### Exercise details
Drop the pictures from the entries below, then reproduce the rest exactly.
::::
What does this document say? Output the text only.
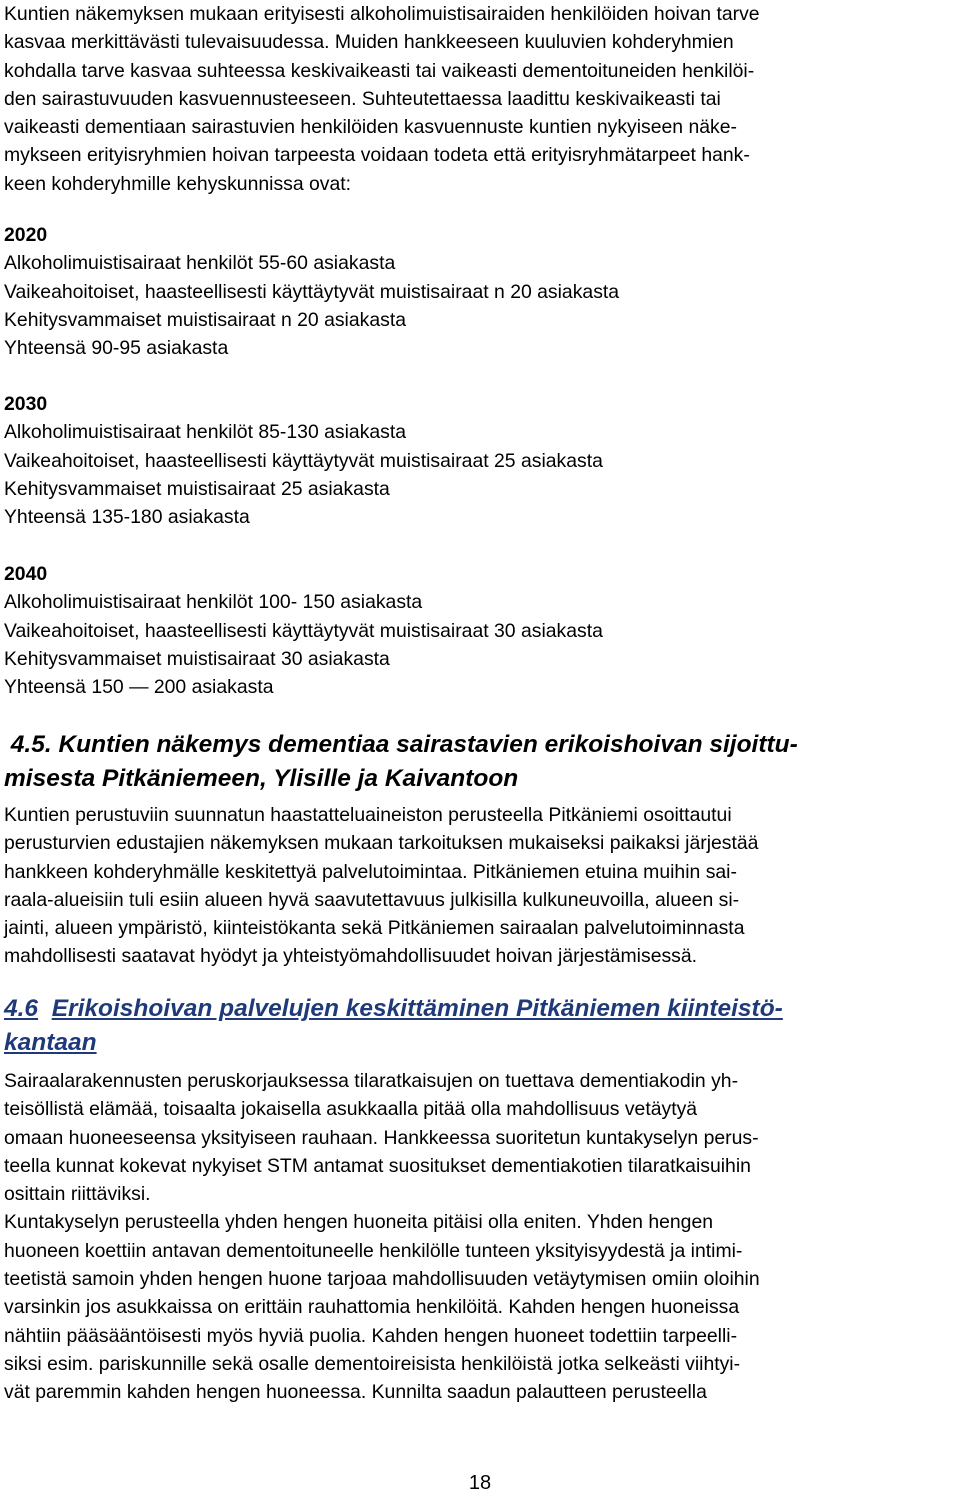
Kuntien näkemyksen mukaan erityisesti alkoholimuistisairaiden henkilöiden hoivan tarve
kasvaa merkittävästi tulevaisuudessa. Muiden hankkeeseen kuuluvien kohderyhmien
kohdalla tarve kasvaa suhteessa keskivaikeasti tai vaikeasti dementoituneiden henkilöi-
den sairastuvuuden kasvuennusteeseen. Suhteutettaessa laadittu keskivaikeasti tai
vaikeasti dementiaan sairastuvien henkilöiden kasvuennuste kuntien nykyiseen näke-
mykseen erityisryhmien hoivan tarpeesta voidaan todeta että erityisryhmätarpeet hank-
keen kohderyhmille kehyskunnissa ovat:
2020
Alkoholimuistisairaat henkilöt 55-60 asiakasta
Vaikeahoitoiset, haasteellisesti käyttäytyvät muistisairaat n 20 asiakasta
Kehitysvammaiset muistisairaat n 20 asiakasta
Yhteensä 90-95 asiakasta
2030
Alkoholimuistisairaat henkilöt 85-130 asiakasta
Vaikeahoitoiset, haasteellisesti käyttäytyvät muistisairaat 25 asiakasta
Kehitysvammaiset muistisairaat 25 asiakasta
Yhteensä 135-180 asiakasta
2040
Alkoholimuistisairaat henkilöt 100- 150 asiakasta
Vaikeahoitoiset, haasteellisesti käyttäytyvät muistisairaat 30 asiakasta
Kehitysvammaiset muistisairaat 30 asiakasta
Yhteensä 150 — 200 asiakasta
4.5. Kuntien näkemys dementiaa sairastavien erikoishoivan sijoittu-
misesta Pitkäniemeen, Ylisille ja Kaivantoon
Kuntien perustuviin suunnatun haastatteluaineiston perusteella Pitkäniemi osoittautui
perusturvien edustajien näkemyksen mukaan tarkoituksen mukaiseksi paikaksi järjestää
hankkeen kohderyhmälle keskitettyä palvelutoimintaa. Pitkäniemen etuina muihin sai-
raala-alueisiin tuli esiin alueen hyvä saavutettavuus julkisilla kulkuneuvoilla, alueen si-
jainti, alueen ympäristö, kiinteistökanta sekä Pitkäniemen sairaalan palvelutoiminnasta
mahdollisesti saatavat hyödyt ja yhteistyömahdollisuudet hoivan järjestämisessä.
4.6 Erikoishoivan palvelujen keskittäminen Pitkäniemen kiinteistö-
kantaan
Sairaalarakennusten peruskorjauksessa tilaratkaisujen on tuettava dementiakodin yh-
teisöllistä elämää, toisaalta jokaisella asukkaalla pitää olla mahdollisuus vetäytyä
omaan huoneeseensa yksityiseen rauhaan. Hankkeessa suoritetun kuntakyselyn perus-
teella kunnat kokevat nykyiset STM antamat suositukset dementiakotien tilaratkaisuihin
osittain riittäviksi.
Kuntakyselyn perusteella yhden hengen huoneita pitäisi olla eniten. Yhden hengen
huoneen koettiin antavan dementoituneelle henkilölle tunteen yksityisyydestä ja intimi-
teetistä samoin yhden hengen huone tarjoaa mahdollisuuden vetäytymisen omiin oloihin
varsinkin jos asukkaissa on erittäin rauhattomia henkilöitä. Kahden hengen huoneissa
nähtiin pääsääntöisesti myös hyviä puolia. Kahden hengen huoneet todettiin tarpeelli-
siksi esim. pariskunnille sekä osalle dementoireisista henkilöistä jotka selkeästi viihtyi-
vät paremmin kahden hengen huoneessa. Kunnilta saadun palautteen perusteella
18
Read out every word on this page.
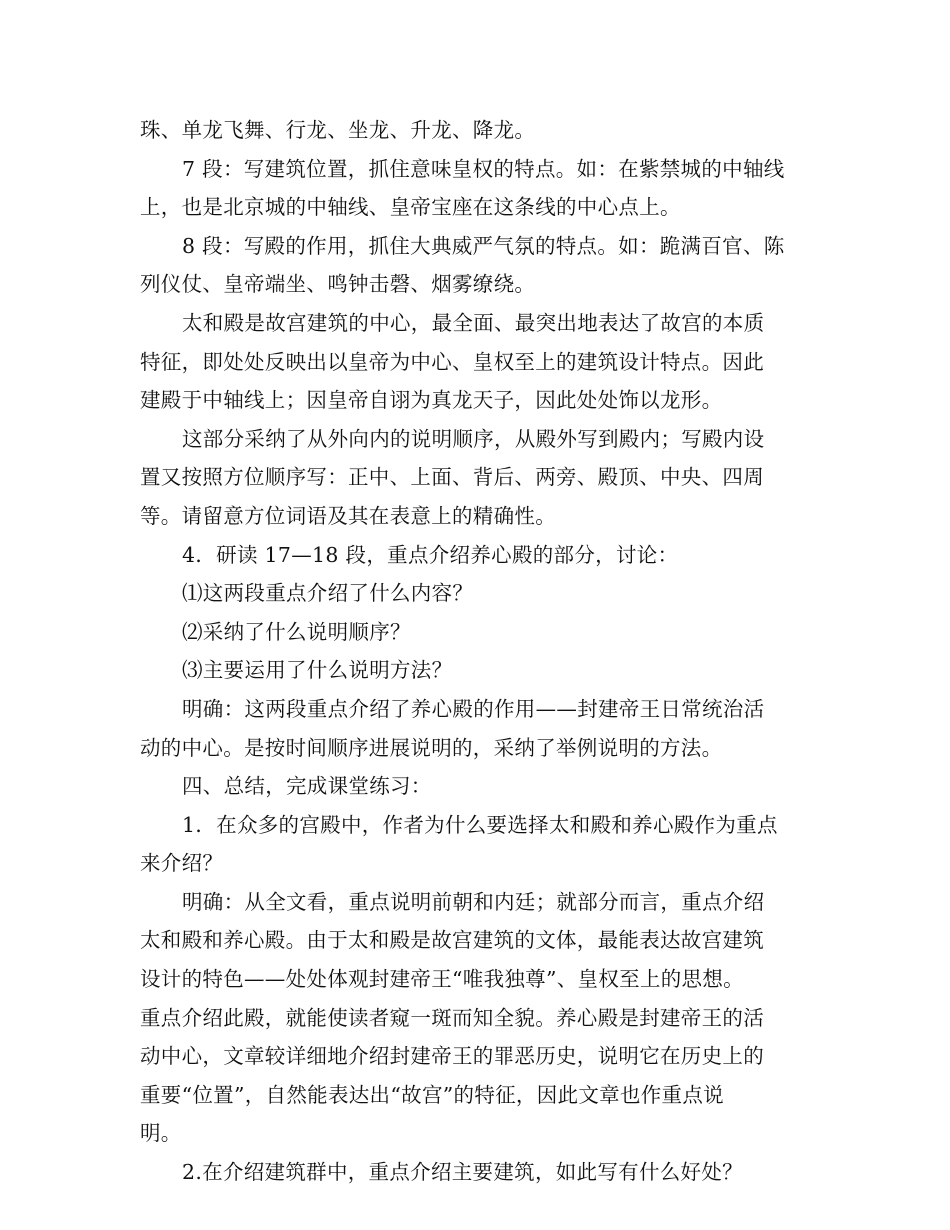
珠、单龙飞舞、行龙、坐龙、升龙、降龙。
7 段：写建筑位置，抓住意味皇权的特点。如：在紫禁城的中轴线
上，也是北京城的中轴线、皇帝宝座在这条线的中心点上。
8 段：写殿的作用，抓住大典威严气氛的特点。如：跪满百官、陈
列仪仗、皇帝端坐、鸣钟击磬、烟雾缭绕。
太和殿是故宫建筑的中心，最全面、最突出地表达了故宫的本质
特征，即处处反映出以皇帝为中心、皇权至上的建筑设计特点。因此
建殿于中轴线上；因皇帝自诩为真龙天子，因此处处饰以龙形。
这部分采纳了从外向内的说明顺序，从殿外写到殿内；写殿内设
置又按照方位顺序写：正中、上面、背后、两旁、殿顶、中央、四周
等。请留意方位词语及其在表意上的精确性。
4．研读 17—18 段，重点介绍养心殿的部分，讨论：
⑴这两段重点介绍了什么内容？
⑵采纳了什么说明顺序？
⑶主要运用了什么说明方法？
明确：这两段重点介绍了养心殿的作用——封建帝王日常统治活
动的中心。是按时间顺序进展说明的，采纳了举例说明的方法。
四、总结，完成课堂练习：
1．在众多的宫殿中，作者为什么要选择太和殿和养心殿作为重点
来介绍？
明确：从全文看，重点说明前朝和内廷；就部分而言，重点介绍
太和殿和养心殿。由于太和殿是故宫建筑的文体，最能表达故宫建筑
设计的特色——处处体观封建帝王“唯我独尊”、皇权至上的思想。
重点介绍此殿，就能使读者窥一斑而知全貌。养心殿是封建帝王的活
动中心，文章较详细地介绍封建帝王的罪恶历史，说明它在历史上的
重要“位置”，自然能表达出“故宫”的特征，因此文章也作重点说
明。
2.在介绍建筑群中，重点介绍主要建筑，如此写有什么好处？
::::
### Completed task
What does this document say? Output the text only.
Kuntien näkemyksen mukaan erityisesti alkoholimuistisairaiden henkilöiden hoivan tarve
kasvaa merkittävästi tulevaisuudessa. Muiden hankkeeseen kuuluvien kohderyhmien
kohdalla tarve kasvaa suhteessa keskivaikeasti tai vaikeasti dementoituneiden henkilöi-
den sairastuvuuden kasvuennusteeseen. Suhteutettaessa laadittu keskivaikeasti tai
vaikeasti dementiaan sairastuvien henkilöiden kasvuennuste kuntien nykyiseen näke-
mykseen erityisryhmien hoivan tarpeesta voidaan todeta että erityisryhmätarpeet hank-
keen kohderyhmille kehyskunnissa ovat:
2020
Alkoholimuistisairaat henkilöt 55-60 asiakasta
Vaikeahoitoiset, haasteellisesti käyttäytyvät muistisairaat n 20 asiakasta
Kehitysvammaiset muistisairaat n 20 asiakasta
Yhteensä 90-95 asiakasta
2030
Alkoholimuistisairaat henkilöt 85-130 asiakasta
Vaikeahoitoiset, haasteellisesti käyttäytyvät muistisairaat 25 asiakasta
Kehitysvammaiset muistisairaat 25 asiakasta
Yhteensä 135-180 asiakasta
2040
Alkoholimuistisairaat henkilöt 100- 150 asiakasta
Vaikeahoitoiset, haasteellisesti käyttäytyvät muistisairaat 30 asiakasta
Kehitysvammaiset muistisairaat 30 asiakasta
Yhteensä 150 — 200 asiakasta
4.5. Kuntien näkemys dementiaa sairastavien erikoishoivan sijoittu-
misesta Pitkäniemeen, Ylisille ja Kaivantoon
Kuntien perustuviin suunnatun haastatteluaineiston perusteella Pitkäniemi osoittautui
perusturvien edustajien näkemyksen mukaan tarkoituksen mukaiseksi paikaksi järjestää
hankkeen kohderyhmälle keskitettyä palvelutoimintaa. Pitkäniemen etuina muihin sai-
raala-alueisiin tuli esiin alueen hyvä saavutettavuus julkisilla kulkuneuvoilla, alueen si-
jainti, alueen ympäristö, kiinteistökanta sekä Pitkäniemen sairaalan palvelutoiminnasta
mahdollisesti saatavat hyödyt ja yhteistyömahdollisuudet hoivan järjestämisessä.
4.6 Erikoishoivan palvelujen keskittäminen Pitkäniemen kiinteistö-
kantaan
Sairaalarakennusten peruskorjauksessa tilaratkaisujen on tuettava dementiakodin yh-
teisöllistä elämää, toisaalta jokaisella asukkaalla pitää olla mahdollisuus vetäytyä
omaan huoneeseensa yksityiseen rauhaan. Hankkeessa suoritetun kuntakyselyn perus-
teella kunnat kokevat nykyiset STM antamat suositukset dementiakotien tilaratkaisuihin
osittain riittäviksi.
Kuntakyselyn perusteella yhden hengen huoneita pitäisi olla eniten. Yhden hengen
huoneen koettiin antavan dementoituneelle henkilölle tunteen yksityisyydestä ja intimi-
teetistä samoin yhden hengen huone tarjoaa mahdollisuuden vetäytymisen omiin oloihin
varsinkin jos asukkaissa on erittäin rauhattomia henkilöitä. Kahden hengen huoneissa
nähtiin pääsääntöisesti myös hyviä puolia. Kahden hengen huoneet todettiin tarpeelli-
siksi esim. pariskunnille sekä osalle dementoireisista henkilöistä jotka selkeästi viihtyi-
vät paremmin kahden hengen huoneessa. Kunnilta saadun palautteen perusteella
18
Read out every word on this page.
珠、单龙飞舞、行龙、坐龙、升龙、降龙。
7 段：写建筑位置，抓住意味皇权的特点。如：在紫禁城的中轴线
上，也是北京城的中轴线、皇帝宝座在这条线的中心点上。
8 段：写殿的作用，抓住大典威严气氛的特点。如：跪满百官、陈
列仪仗、皇帝端坐、鸣钟击磬、烟雾缭绕。
太和殿是故宫建筑的中心，最全面、最突出地表达了故宫的本质
特征，即处处反映出以皇帝为中心、皇权至上的建筑设计特点。因此
建殿于中轴线上；因皇帝自诩为真龙天子，因此处处饰以龙形。
这部分采纳了从外向内的说明顺序，从殿外写到殿内；写殿内设
置又按照方位顺序写：正中、上面、背后、两旁、殿顶、中央、四周
等。请留意方位词语及其在表意上的精确性。
4．研读 17—18 段，重点介绍养心殿的部分，讨论：
⑴这两段重点介绍了什么内容？
⑵采纳了什么说明顺序？
⑶主要运用了什么说明方法？
明确：这两段重点介绍了养心殿的作用——封建帝王日常统治活
动的中心。是按时间顺序进展说明的，采纳了举例说明的方法。
四、总结，完成课堂练习：
1．在众多的宫殿中，作者为什么要选择太和殿和养心殿作为重点
来介绍？
明确：从全文看，重点说明前朝和内廷；就部分而言，重点介绍
太和殿和养心殿。由于太和殿是故宫建筑的文体，最能表达故宫建筑
设计的特色——处处体观封建帝王“唯我独尊”、皇权至上的思想。
重点介绍此殿，就能使读者窥一斑而知全貌。养心殿是封建帝王的活
动中心，文章较详细地介绍封建帝王的罪恶历史，说明它在历史上的
重要“位置”，自然能表达出“故宫”的特征，因此文章也作重点说
明。
2.在介绍建筑群中，重点介绍主要建筑，如此写有什么好处？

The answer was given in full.